### [Instructions for the task]
Reproduce the entire blog post on the parrotfish conservation partnership word for word.

### [Page excerpt]
- - -
My Thoughts on Technology and Jamaica: How $1.25 million Rainforest Seafoods and UWI AHML FAD's will protect ParrotFish, Coral Reef and Tourism

Sunday, July 17, 2016

How $1.25 million Rainforest Seafoods and UWI AHML FAD's will protect ParrotFish, Coral Reef and Tourism

“At Rainforest, our operations have been guided by the highest environmental standards. We are constantly updating ourselves on developments that may threaten our marine ecosystems, both regionally and internationally. This is part of our ongoing effort to identify best practices that will both sustain the livelihood of our fishermen and protect the longevity of our marine resources”

CEO of Rainforest Seafoods, Brian Jardim, on their partnership with UWI AHML to protect ParrotFish

Finally, some concern is being shown about the ParrotFish!

Rainforest Seafoods Limit and the UWI AHML (University of the West Indies Alligator Head Marine Lab) are now teaming up on ParrotFish conservation as announced in the article “Rainforest Invests More Than $1m In Parrot Fish Conservation Project”, published Monday June 6, 2016, The Jamaica Gleaner.

Their partnership, worth some $1.25 million, will see the implementation of the following:

1.      Implement protective measures for the highly threatened reef fish e.g. Parrotfish
2.      Training local fishermen in environmentally sustainable practices

So why is Rainforest Seafoods doing this?
- - -
### [Source data]
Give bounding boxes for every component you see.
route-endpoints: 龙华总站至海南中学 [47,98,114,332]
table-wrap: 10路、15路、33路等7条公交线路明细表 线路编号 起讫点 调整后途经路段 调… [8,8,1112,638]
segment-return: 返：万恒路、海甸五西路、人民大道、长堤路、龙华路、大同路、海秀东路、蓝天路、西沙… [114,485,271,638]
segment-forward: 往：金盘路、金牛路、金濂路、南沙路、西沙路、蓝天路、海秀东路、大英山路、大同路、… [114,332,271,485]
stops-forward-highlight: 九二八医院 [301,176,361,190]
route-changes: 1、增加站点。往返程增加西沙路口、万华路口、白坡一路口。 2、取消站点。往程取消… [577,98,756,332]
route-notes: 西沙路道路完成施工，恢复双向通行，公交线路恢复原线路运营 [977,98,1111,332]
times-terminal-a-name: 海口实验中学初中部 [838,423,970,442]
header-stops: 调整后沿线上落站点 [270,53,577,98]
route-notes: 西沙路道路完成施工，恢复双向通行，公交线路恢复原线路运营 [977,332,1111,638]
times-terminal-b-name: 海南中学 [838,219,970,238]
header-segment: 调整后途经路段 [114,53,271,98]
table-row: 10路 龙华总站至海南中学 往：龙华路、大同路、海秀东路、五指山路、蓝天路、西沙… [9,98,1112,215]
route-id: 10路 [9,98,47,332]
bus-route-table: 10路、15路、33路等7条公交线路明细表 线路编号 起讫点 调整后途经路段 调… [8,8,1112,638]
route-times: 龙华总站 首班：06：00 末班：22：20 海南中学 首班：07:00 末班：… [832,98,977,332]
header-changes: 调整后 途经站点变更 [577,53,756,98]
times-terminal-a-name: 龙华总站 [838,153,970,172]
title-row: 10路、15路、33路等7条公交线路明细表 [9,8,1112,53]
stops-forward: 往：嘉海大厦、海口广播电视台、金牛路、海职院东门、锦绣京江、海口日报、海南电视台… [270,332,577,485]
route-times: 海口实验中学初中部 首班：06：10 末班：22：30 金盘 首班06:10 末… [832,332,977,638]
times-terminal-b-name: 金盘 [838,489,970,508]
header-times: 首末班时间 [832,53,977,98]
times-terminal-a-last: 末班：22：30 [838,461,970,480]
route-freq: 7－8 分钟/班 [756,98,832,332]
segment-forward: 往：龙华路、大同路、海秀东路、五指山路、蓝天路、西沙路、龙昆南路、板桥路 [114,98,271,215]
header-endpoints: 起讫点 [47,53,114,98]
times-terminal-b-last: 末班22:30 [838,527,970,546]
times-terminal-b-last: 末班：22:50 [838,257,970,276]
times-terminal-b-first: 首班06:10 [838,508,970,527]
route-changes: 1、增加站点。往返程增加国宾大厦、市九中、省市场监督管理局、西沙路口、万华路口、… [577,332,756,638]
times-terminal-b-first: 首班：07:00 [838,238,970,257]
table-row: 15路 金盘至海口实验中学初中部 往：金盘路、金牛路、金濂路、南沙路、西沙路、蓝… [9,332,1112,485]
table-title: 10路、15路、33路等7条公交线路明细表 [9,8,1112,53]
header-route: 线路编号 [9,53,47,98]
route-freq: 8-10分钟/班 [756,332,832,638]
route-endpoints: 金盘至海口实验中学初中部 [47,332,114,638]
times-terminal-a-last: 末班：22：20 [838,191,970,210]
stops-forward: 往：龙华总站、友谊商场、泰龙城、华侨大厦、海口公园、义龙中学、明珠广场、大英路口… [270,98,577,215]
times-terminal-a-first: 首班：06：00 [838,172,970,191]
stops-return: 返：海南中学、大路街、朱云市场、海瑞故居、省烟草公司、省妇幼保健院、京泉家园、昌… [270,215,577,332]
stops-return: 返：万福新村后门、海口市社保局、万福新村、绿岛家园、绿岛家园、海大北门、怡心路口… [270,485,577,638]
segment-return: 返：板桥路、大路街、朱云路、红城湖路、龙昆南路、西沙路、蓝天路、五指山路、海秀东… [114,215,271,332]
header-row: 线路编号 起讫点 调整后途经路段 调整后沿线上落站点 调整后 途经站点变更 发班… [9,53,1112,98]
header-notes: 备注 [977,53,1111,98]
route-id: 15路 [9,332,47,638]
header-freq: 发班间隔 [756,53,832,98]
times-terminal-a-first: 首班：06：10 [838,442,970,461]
- - -
### [Response for this exercise]
My Thoughts on Technology and Jamaica: How $1.25 million Rainforest Seafoods and UWI AHML FAD's will protect ParrotFish, Coral Reef and Tourism

Sunday, July 17, 2016

How $1.25 million Rainforest Seafoods and UWI AHML FAD's will protect ParrotFish, Coral Reef and Tourism

“At Rainforest, our operations have been guided by the highest environmental standards. We are constantly updating ourselves on developments that may threaten our marine ecosystems, both regionally and internationally. This is part of our ongoing effort to identify best practices that will both sustain the livelihood of our fishermen and protect the longevity of our marine resources”

CEO of Rainforest Seafoods, Brian Jardim, on their partnership with UWI AHML to protect ParrotFish

Finally, some concern is being shown about the ParrotFish!

Rainforest Seafoods Limit and the UWI AHML (University of the West Indies Alligator Head Marine Lab) are now teaming up on ParrotFish conservation as announced in the article “Rainforest Invests More Than $1m In Parrot Fish Conservation Project”, published Monday June 6, 2016, The Jamaica Gleaner.

Their partnership, worth some $1.25 million, will see the implementation of the following:

1.      Implement protective measures for the highly threatened reef fish e.g. Parrotfish
2.      Training local fishermen in environmentally sustainable practices

So why is Rainforest Seafoods doing this?